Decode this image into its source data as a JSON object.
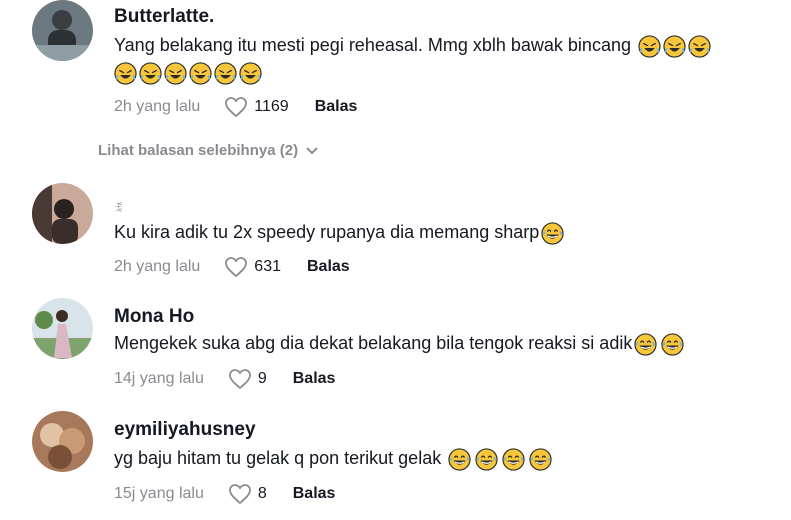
{
  "comments": [
    {
      "username": "Butterlatte.",
      "text_line1": "Yang belakang itu mesti pegi reheasal. Mmg xblh bawak bincang ",
      "emojis_line1": [
        "rofl-emoji",
        "rofl-emoji",
        "rofl-emoji"
      ],
      "emojis_line2": [
        "rofl-emoji",
        "rofl-emoji",
        "rofl-emoji",
        "rofl-emoji",
        "rofl-emoji",
        "rofl-emoji"
      ],
      "time": "2h yang lalu",
      "likes": "1169",
      "reply_label": "Balas"
    },
    {
      "username": "ꉂ",
      "text": "Ku kira adik tu 2x speedy rupanya dia memang sharp",
      "emojis": [
        "grin-sweat-emoji"
      ],
      "time": "2h yang lalu",
      "likes": "631",
      "reply_label": "Balas"
    },
    {
      "username": "Mona Ho",
      "text": "Mengekek suka abg dia dekat belakang bila tengok reaksi si adik",
      "emojis": [
        "grin-sweat-emoji",
        "grin-sweat-emoji"
      ],
      "time": "14j yang lalu",
      "likes": "9",
      "reply_label": "Balas"
    },
    {
      "username": "eymiliyahusney",
      "text": "yg baju hitam tu gelak q pon terikut gelak ",
      "emojis": [
        "grin-sweat-emoji",
        "grin-sweat-emoji",
        "grin-sweat-emoji",
        "grin-sweat-emoji"
      ],
      "time": "15j yang lalu",
      "likes": "8",
      "reply_label": "Balas"
    }
  ],
  "view_more_replies": "Lihat balasan selebihnya (2)",
  "colors": {
    "text": "#161823",
    "secondary": "#8a8b91",
    "emoji": "#f7c63a"
  }
}
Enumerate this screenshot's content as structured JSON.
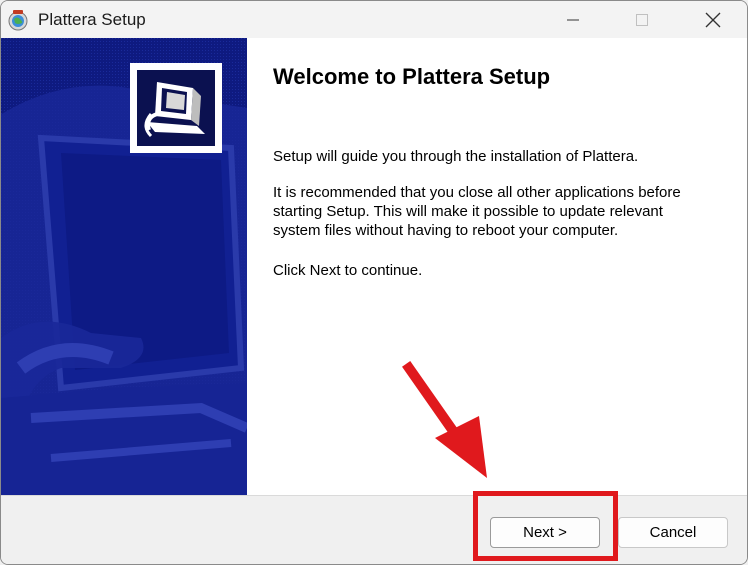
{
  "window": {
    "title": "Plattera Setup",
    "icon": "installer-globe-icon"
  },
  "titlebar": {
    "minimize_icon": "minimize-icon",
    "maximize_icon": "maximize-icon",
    "close_icon": "close-icon"
  },
  "main": {
    "heading": "Welcome to Plattera Setup",
    "paragraph_1": "Setup will guide you through the installation of Plattera.",
    "paragraph_2_lines": [
      "It is recommended that you close all other applications before",
      "starting Setup. This will make it possible to update relevant",
      "system files without having to reboot your computer."
    ],
    "paragraph_3": "Click Next to continue.",
    "logo_icon": "computer-install-icon"
  },
  "footer": {
    "next_label": "Next >",
    "cancel_label": "Cancel"
  },
  "annotation": {
    "color": "#e0191d",
    "arrow_icon": "red-arrow-icon"
  }
}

---+---

● **Directions**: Except for the pictures, copy every line of the records above exactly.

● **Result of the exercise**:
Decode this image into its source data as a JSON object.
{
  "comments": [
    {
      "username": "Butterlatte.",
      "text_line1": "Yang belakang itu mesti pegi reheasal. Mmg xblh bawak bincang ",
      "emojis_line1": [
        "rofl-emoji",
        "rofl-emoji",
        "rofl-emoji"
      ],
      "emojis_line2": [
        "rofl-emoji",
        "rofl-emoji",
        "rofl-emoji",
        "rofl-emoji",
        "rofl-emoji",
        "rofl-emoji"
      ],
      "time": "2h yang lalu",
      "likes": "1169",
      "reply_label": "Balas"
    },
    {
      "username": "ꉂ",
      "text": "Ku kira adik tu 2x speedy rupanya dia memang sharp",
      "emojis": [
        "grin-sweat-emoji"
      ],
      "time": "2h yang lalu",
      "likes": "631",
      "reply_label": "Balas"
    },
    {
      "username": "Mona Ho",
      "text": "Mengekek suka abg dia dekat belakang bila tengok reaksi si adik",
      "emojis": [
        "grin-sweat-emoji",
        "grin-sweat-emoji"
      ],
      "time": "14j yang lalu",
      "likes": "9",
      "reply_label": "Balas"
    },
    {
      "username": "eymiliyahusney",
      "text": "yg baju hitam tu gelak q pon terikut gelak ",
      "emojis": [
        "grin-sweat-emoji",
        "grin-sweat-emoji",
        "grin-sweat-emoji",
        "grin-sweat-emoji"
      ],
      "time": "15j yang lalu",
      "likes": "8",
      "reply_label": "Balas"
    }
  ],
  "view_more_replies": "Lihat balasan selebihnya (2)",
  "colors": {
    "text": "#161823",
    "secondary": "#8a8b91",
    "emoji": "#f7c63a"
  }
}
Enumerate this screenshot's content as structured JSON.
{
  "window": {
    "title": "Plattera Setup",
    "icon": "installer-globe-icon"
  },
  "titlebar": {
    "minimize_icon": "minimize-icon",
    "maximize_icon": "maximize-icon",
    "close_icon": "close-icon"
  },
  "main": {
    "heading": "Welcome to Plattera Setup",
    "paragraph_1": "Setup will guide you through the installation of Plattera.",
    "paragraph_2_lines": [
      "It is recommended that you close all other applications before",
      "starting Setup. This will make it possible to update relevant",
      "system files without having to reboot your computer."
    ],
    "paragraph_3": "Click Next to continue.",
    "logo_icon": "computer-install-icon"
  },
  "footer": {
    "next_label": "Next >",
    "cancel_label": "Cancel"
  },
  "annotation": {
    "color": "#e0191d",
    "arrow_icon": "red-arrow-icon"
  }
}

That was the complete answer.